-- Begin Supplied material --
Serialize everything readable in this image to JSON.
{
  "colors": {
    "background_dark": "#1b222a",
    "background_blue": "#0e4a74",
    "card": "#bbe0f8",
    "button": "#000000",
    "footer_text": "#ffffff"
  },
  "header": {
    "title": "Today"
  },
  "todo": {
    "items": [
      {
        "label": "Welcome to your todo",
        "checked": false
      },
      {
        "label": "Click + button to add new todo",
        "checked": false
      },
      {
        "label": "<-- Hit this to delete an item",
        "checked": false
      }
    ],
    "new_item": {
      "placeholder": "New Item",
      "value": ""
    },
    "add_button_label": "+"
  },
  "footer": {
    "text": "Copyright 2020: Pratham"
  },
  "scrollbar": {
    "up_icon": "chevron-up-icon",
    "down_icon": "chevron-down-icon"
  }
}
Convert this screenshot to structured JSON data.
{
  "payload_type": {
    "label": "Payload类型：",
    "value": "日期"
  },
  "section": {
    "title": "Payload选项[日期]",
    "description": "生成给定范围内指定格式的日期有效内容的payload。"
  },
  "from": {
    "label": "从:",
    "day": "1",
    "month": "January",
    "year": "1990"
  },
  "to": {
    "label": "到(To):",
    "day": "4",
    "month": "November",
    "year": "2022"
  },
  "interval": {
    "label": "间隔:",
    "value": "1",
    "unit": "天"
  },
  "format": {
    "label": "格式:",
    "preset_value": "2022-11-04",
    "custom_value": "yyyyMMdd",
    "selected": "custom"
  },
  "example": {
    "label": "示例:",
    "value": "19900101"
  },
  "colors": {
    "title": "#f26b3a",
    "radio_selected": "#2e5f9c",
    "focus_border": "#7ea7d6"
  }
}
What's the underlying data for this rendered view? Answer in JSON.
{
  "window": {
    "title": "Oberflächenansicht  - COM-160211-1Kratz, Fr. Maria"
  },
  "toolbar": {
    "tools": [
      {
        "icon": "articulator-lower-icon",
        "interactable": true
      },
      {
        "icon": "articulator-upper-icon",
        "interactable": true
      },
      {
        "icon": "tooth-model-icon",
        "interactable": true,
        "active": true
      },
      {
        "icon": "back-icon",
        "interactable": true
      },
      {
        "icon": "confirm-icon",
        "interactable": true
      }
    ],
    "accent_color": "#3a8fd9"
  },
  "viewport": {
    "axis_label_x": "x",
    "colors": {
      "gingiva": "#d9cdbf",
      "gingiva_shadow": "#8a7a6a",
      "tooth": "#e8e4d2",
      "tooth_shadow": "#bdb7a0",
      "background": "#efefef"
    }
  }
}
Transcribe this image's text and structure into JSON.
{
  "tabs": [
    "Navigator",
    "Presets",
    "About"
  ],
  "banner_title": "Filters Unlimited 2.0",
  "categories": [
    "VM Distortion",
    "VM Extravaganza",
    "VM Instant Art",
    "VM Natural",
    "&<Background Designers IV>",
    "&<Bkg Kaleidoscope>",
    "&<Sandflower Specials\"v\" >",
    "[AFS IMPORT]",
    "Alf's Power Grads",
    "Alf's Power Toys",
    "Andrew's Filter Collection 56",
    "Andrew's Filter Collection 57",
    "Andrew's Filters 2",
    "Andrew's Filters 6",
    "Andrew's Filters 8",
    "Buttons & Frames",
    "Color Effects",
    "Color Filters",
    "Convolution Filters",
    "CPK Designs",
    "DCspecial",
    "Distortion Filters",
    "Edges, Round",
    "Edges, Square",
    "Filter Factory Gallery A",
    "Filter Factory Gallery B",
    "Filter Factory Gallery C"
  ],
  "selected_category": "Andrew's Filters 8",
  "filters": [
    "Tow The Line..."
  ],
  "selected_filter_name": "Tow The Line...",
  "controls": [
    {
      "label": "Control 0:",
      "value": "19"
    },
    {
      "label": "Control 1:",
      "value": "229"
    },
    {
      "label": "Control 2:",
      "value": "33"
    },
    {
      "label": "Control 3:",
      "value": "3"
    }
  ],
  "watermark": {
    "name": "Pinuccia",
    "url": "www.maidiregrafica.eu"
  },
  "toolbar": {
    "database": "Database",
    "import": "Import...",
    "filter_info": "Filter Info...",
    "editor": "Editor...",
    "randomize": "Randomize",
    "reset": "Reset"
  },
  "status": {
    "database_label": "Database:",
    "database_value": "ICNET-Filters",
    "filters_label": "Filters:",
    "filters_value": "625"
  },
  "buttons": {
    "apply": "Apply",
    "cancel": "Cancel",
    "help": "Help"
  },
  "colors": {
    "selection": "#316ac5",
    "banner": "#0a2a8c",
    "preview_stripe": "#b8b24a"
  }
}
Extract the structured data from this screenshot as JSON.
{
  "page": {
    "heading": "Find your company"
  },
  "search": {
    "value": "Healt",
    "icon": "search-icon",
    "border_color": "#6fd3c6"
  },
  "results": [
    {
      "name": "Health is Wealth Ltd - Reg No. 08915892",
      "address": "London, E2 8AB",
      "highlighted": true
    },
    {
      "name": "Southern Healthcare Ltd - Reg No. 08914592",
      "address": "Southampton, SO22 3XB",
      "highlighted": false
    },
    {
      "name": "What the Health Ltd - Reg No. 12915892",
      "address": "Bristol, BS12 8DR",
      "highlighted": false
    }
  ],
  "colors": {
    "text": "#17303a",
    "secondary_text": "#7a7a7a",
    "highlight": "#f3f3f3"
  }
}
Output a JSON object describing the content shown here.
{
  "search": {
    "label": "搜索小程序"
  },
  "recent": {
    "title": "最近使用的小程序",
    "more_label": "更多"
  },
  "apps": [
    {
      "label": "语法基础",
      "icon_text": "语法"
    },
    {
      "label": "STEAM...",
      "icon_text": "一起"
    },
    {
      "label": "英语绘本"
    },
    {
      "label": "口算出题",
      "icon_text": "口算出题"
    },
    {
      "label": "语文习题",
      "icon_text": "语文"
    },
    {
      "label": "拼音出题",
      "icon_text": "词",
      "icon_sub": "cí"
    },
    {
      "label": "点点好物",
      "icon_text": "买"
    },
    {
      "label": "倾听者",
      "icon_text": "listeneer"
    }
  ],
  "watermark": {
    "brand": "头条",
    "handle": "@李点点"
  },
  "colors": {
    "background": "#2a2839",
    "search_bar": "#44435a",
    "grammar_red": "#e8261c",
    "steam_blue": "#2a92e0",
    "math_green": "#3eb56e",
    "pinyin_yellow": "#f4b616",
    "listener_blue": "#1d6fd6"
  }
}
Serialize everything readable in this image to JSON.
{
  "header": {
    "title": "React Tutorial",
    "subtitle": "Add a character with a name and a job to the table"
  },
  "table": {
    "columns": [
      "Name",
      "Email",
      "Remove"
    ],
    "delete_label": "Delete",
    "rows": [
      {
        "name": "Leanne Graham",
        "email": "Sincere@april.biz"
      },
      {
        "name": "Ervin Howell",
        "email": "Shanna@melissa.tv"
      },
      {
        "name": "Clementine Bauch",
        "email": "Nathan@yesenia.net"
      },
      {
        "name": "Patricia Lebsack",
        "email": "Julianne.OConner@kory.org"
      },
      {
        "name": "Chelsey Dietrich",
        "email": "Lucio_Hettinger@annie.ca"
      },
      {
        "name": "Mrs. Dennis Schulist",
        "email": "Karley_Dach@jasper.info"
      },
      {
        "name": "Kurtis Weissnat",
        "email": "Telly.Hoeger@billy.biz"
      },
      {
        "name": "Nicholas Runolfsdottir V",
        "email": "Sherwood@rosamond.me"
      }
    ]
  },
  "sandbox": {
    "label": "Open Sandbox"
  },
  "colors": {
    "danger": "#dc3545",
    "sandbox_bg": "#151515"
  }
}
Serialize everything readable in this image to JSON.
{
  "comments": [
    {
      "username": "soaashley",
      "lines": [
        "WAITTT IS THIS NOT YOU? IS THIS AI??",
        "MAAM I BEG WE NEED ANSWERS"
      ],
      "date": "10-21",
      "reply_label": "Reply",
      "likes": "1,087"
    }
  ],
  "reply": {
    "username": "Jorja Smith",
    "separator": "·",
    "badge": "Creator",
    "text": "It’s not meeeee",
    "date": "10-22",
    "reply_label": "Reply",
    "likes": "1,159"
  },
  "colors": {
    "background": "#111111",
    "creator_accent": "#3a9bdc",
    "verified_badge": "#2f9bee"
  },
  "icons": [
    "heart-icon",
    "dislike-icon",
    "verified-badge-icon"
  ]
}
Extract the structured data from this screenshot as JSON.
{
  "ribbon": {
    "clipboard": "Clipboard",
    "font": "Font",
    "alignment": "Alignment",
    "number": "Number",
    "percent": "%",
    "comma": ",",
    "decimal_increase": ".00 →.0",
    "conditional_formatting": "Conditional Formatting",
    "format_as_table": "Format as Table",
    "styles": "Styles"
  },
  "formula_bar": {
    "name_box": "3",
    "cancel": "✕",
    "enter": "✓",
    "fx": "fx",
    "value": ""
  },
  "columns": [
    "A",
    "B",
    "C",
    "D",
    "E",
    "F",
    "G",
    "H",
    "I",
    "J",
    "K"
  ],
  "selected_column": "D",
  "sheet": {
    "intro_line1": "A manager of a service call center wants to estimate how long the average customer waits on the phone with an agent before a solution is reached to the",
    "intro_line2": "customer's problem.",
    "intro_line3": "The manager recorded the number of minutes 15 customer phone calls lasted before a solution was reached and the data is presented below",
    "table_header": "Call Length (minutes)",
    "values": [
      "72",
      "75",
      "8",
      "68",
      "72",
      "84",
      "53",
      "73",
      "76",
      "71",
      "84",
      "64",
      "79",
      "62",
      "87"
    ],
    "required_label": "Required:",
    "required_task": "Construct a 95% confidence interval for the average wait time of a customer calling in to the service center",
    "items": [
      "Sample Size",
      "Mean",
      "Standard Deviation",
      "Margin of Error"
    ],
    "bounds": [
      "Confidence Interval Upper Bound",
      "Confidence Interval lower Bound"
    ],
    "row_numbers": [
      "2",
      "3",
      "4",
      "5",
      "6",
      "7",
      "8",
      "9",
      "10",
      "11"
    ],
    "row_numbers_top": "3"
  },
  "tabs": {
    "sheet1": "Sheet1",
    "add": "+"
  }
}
-- End Supplied material --
▶ **Given request**: Look through the records and gather each line with the word "average".

▶ **Output below**:
    "intro_line1": "A manager of a service call center wants to estimate how long the average customer waits on the phone with an agent before a solution is reached to the",
    "required_task": "Construct a 95% confidence interval for the average wait time of a customer calling in to the service center",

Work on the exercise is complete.